TASK DIRECTIONS » Using the entries that follow, count the lines containing the word "хөшөөд" and give that number by itself.

*** EXTRACTED RECORDS

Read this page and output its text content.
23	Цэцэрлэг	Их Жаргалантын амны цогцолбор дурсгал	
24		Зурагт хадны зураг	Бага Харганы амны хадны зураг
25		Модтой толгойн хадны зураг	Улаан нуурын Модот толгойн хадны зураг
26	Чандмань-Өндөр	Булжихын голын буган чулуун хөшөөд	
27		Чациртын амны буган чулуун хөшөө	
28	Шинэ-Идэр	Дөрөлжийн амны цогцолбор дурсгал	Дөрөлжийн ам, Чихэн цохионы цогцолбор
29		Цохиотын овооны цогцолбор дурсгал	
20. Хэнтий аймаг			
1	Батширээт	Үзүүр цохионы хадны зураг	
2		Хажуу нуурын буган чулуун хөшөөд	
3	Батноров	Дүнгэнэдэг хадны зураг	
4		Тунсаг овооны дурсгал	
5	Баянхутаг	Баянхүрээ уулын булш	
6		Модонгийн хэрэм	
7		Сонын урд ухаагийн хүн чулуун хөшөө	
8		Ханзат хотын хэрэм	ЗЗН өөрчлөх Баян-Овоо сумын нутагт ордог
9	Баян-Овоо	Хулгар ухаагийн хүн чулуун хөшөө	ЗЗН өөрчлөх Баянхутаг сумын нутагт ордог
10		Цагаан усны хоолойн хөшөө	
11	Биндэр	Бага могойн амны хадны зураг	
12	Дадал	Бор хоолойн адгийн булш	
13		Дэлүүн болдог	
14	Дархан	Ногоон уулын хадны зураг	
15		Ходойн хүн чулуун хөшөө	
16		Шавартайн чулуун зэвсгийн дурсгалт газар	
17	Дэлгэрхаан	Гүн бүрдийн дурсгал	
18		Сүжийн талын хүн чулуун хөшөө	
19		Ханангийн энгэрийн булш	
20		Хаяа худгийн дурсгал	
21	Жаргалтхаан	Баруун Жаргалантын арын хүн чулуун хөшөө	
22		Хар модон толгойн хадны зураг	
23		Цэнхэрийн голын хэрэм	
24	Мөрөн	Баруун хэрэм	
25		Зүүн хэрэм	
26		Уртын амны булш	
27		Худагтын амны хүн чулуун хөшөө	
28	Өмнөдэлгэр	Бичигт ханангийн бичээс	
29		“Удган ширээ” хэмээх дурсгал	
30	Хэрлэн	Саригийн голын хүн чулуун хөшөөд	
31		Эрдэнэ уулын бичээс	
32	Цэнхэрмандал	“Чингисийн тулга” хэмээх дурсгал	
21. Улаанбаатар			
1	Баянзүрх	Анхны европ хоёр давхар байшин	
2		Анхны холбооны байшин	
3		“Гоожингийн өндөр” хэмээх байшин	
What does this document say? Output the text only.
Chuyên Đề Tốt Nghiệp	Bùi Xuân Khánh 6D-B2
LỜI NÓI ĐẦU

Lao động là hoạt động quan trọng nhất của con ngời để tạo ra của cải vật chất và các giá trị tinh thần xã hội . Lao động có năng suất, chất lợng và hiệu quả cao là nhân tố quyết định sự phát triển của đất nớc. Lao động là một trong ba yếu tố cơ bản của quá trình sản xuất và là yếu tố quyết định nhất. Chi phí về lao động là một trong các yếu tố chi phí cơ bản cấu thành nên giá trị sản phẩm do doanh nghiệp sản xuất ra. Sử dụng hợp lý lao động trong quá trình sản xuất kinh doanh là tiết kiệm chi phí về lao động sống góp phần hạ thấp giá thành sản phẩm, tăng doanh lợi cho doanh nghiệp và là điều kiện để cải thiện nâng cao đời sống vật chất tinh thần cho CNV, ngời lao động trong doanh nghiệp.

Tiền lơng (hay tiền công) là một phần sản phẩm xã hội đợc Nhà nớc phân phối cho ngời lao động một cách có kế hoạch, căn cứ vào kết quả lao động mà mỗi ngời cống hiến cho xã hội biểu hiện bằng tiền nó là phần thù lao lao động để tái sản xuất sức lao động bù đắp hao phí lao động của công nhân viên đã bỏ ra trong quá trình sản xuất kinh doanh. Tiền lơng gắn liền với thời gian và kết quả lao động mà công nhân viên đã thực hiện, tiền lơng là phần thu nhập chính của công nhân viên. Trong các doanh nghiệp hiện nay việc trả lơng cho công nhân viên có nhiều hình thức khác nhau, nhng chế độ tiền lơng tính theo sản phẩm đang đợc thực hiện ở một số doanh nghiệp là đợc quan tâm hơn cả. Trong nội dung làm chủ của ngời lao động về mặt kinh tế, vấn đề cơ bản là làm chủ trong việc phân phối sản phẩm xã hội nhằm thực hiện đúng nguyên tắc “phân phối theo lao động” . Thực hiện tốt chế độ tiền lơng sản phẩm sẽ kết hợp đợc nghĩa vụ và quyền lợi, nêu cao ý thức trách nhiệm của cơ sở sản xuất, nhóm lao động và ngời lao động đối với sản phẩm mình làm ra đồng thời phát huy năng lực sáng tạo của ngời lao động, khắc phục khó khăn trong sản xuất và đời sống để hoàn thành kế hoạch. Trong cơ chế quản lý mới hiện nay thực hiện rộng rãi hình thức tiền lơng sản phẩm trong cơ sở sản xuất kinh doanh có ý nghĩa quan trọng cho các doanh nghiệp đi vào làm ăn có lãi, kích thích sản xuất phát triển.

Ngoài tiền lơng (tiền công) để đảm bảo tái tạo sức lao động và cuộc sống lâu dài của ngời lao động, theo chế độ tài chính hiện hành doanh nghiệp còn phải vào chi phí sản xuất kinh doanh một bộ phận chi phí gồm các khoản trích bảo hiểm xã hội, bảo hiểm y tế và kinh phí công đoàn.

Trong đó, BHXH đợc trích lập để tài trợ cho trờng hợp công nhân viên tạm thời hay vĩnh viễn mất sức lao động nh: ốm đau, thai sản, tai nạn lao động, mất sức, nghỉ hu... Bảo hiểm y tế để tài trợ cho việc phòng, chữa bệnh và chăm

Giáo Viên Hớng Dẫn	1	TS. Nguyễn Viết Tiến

******

ANSWER TO THIS PROBLEM » 3